Assignment 1: In the passage on SharePoint Framework in Teams, which SPFx version has Fluid Framework been previewed for?
Assignment 2: Reproduce the part of the SharePoint Framework passage that begins with "In case you’ve" and ends with "already been written.".

Passage:
= = = = = = =
In case you’ve missed the buzz around SharePoint Framework (SPFx) on Teams, here’s a rundown of what all the excitements about.
The ability to create SharePoint tabs in Teams, means that users can stay in one desktop app and access libraries and lists, straight from their organisations intranet.
The SPFx 1.8 Teams tabs, function as SharePoint webparts, meaning that development is simplified because it’s all hosted within SharePoint, bringing us a step closer to writing code once and running it everywhere, which as developers is great. With SPFx extending to all Office 365 products in future updates, we’ll get there soon!
There’s already a huge library of open source components available for developers. If you need something, it’s probably already been written.
The messaging extensions in particular, can greatly increase the richness of the Teams experience. These extensions allow users to do all sorts of things within a Teams channel or in the top bar, such as reserve resources in a calendar and inform the channel with an adaptive card, or search and share work items from Azure DevOps.
You can even create your own chat bots. There are plenty of bots available to do things like calendar management, but creating your own bot gives you the ability to tailor it to your organisation’s needs. For example, you could write a bot to answer FAQs or chat with customers and open and log support tickets in your system. And all within a Teams chat!
Fluid Framework, which has been previewed for SPFx 1.10, goes even further and will allow users to co-author documents with near real-time communication, giving the feeling that they could be working on the same device. Not to mention the addition of agents that can translate text or suggest edits as you work. These are just some of the features coming in SPFx 1.10 and beyond, we’re eagerly awaiting what Microsoft will come up with next!
= = = = = = =
Dataset entries:
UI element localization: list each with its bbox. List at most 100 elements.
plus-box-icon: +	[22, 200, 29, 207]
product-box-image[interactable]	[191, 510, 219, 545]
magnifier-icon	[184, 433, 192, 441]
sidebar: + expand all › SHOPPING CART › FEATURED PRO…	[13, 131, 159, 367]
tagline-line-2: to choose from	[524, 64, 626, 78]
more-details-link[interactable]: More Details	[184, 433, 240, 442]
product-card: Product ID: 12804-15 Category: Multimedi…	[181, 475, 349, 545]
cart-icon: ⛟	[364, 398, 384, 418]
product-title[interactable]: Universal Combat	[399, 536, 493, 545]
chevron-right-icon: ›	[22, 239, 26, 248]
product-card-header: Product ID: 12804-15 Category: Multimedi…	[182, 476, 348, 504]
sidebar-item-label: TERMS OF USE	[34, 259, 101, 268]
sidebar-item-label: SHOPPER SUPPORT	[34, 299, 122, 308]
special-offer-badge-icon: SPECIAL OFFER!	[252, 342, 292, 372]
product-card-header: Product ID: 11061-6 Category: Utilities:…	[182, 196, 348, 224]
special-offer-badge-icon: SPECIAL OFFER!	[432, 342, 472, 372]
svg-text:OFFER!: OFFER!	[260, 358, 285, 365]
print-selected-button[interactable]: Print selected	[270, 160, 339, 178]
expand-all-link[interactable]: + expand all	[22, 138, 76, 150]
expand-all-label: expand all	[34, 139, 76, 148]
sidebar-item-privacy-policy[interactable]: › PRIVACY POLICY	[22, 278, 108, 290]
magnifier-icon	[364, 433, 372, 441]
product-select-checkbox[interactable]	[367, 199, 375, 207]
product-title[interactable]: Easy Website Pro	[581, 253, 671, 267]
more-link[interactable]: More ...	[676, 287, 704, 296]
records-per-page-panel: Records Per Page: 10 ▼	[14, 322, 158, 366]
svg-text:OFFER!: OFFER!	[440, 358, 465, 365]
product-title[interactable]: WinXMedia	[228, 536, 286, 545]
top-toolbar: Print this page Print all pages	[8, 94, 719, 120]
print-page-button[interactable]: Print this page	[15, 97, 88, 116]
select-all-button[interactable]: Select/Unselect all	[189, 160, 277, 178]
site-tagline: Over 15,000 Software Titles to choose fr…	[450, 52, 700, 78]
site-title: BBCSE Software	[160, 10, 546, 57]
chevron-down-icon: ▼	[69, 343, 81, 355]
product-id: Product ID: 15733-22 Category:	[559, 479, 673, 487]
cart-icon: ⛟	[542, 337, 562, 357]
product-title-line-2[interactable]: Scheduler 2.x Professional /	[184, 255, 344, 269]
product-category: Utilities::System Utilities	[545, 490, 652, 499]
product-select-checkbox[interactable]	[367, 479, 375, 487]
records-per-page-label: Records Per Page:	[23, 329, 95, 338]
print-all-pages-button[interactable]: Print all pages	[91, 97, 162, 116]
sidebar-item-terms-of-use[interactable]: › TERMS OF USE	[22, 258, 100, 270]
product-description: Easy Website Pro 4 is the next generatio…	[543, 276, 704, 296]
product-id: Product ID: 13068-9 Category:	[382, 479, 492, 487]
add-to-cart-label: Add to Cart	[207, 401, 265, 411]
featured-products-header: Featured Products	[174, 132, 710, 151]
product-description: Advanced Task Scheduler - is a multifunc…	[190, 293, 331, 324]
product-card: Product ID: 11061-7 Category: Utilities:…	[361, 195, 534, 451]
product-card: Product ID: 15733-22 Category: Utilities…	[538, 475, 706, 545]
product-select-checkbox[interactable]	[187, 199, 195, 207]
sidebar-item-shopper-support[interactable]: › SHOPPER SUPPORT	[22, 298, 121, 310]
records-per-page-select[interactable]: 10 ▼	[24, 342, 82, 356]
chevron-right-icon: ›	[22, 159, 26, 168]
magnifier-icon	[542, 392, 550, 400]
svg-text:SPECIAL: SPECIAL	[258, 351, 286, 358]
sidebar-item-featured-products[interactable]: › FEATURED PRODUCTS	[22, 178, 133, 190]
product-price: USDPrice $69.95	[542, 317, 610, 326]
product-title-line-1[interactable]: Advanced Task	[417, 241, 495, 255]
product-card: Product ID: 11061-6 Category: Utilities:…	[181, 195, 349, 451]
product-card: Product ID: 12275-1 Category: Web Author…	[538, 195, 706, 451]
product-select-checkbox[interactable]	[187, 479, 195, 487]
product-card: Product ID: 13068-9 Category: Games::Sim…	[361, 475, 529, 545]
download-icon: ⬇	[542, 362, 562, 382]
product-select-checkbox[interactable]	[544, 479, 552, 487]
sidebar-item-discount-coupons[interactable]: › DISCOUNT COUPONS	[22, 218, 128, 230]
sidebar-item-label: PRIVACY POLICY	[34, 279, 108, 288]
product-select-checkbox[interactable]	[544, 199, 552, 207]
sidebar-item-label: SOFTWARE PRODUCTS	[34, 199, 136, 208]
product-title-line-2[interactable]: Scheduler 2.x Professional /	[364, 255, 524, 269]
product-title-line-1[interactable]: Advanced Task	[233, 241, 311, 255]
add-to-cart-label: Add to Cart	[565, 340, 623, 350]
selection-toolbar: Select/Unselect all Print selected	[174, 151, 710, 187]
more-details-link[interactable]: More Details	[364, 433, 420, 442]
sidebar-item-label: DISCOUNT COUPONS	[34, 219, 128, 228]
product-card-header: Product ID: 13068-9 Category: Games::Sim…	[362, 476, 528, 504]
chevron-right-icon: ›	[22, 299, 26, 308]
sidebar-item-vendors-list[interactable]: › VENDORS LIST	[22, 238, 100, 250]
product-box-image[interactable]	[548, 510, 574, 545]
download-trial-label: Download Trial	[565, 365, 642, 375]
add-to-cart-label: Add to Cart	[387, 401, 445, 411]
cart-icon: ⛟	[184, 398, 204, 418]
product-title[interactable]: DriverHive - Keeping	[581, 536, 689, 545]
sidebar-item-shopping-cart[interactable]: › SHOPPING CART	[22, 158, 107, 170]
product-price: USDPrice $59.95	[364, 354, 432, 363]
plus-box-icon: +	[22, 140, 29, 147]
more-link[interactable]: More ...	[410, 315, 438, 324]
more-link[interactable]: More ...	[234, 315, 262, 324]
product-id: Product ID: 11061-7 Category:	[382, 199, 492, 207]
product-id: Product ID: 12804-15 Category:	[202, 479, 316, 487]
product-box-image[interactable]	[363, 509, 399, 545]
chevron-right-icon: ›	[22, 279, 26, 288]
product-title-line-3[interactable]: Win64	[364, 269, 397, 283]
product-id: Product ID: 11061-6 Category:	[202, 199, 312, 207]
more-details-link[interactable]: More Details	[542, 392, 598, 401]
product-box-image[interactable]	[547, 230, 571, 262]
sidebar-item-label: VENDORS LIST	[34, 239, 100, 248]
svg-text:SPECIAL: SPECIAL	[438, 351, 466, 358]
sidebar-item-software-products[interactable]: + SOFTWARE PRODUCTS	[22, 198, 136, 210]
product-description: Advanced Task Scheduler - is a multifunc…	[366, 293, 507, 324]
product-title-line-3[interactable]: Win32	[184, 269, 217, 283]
= = = = = = =
Exercise result 1: SPFx 1.10

Exercise result 2:
In case you’ve missed the buzz around SharePoint Framework (SPFx) on Teams, here’s a rundown of what all the excitements about.
The ability to create SharePoint tabs in Teams, means that users can stay in one desktop app and access libraries and lists, straight from their organisations intranet.
The SPFx 1.8 Teams tabs, function as SharePoint webparts, meaning that development is simplified because it’s all hosted within SharePoint, bringing us a step closer to writing code once and running it everywhere, which as developers is great. With SPFx extending to all Office 365 products in future updates, we’ll get there soon!
There’s already a huge library of open source components available for developers. If you need something, it’s probably already been written.